[Recorded data]
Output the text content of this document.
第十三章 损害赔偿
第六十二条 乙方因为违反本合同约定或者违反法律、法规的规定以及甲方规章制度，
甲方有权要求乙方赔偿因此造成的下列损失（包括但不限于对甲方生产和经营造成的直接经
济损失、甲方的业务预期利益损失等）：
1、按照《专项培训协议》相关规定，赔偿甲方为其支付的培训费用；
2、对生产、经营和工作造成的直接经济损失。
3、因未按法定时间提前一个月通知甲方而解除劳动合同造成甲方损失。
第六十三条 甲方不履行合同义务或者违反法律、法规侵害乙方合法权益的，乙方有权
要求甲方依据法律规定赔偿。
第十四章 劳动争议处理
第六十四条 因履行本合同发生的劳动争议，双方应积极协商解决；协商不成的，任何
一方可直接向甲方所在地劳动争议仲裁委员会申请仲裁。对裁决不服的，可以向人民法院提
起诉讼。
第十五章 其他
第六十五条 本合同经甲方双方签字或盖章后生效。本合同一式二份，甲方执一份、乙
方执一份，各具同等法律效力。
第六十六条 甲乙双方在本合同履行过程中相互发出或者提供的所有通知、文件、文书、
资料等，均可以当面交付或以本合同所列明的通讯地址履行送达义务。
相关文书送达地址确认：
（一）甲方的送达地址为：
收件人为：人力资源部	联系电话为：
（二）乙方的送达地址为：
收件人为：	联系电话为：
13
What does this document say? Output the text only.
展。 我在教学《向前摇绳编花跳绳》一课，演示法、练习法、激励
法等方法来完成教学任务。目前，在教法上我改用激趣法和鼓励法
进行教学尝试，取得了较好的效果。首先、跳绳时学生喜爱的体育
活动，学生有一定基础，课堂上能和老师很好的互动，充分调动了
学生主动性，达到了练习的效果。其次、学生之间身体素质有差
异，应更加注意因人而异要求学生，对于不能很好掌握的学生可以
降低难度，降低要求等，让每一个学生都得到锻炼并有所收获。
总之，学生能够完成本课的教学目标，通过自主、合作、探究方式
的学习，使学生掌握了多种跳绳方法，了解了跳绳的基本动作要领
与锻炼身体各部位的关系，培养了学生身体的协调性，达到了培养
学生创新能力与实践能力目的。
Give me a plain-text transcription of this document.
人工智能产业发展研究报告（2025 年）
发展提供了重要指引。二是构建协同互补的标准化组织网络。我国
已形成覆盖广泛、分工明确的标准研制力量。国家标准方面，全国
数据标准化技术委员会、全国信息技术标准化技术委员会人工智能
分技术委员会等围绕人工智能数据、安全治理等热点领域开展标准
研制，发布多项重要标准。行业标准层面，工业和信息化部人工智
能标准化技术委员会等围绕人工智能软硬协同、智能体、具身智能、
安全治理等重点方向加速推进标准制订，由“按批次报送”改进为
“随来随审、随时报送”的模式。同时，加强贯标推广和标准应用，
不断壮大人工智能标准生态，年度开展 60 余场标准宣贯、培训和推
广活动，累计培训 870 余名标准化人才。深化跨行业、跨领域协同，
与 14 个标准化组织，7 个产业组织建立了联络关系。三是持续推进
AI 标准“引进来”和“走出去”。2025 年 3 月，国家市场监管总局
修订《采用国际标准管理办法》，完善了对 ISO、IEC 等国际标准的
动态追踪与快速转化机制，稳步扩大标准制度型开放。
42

Problem requirements :: From the records above, how many lines include the word "text"? Only the number is wanted.

Reply :: 3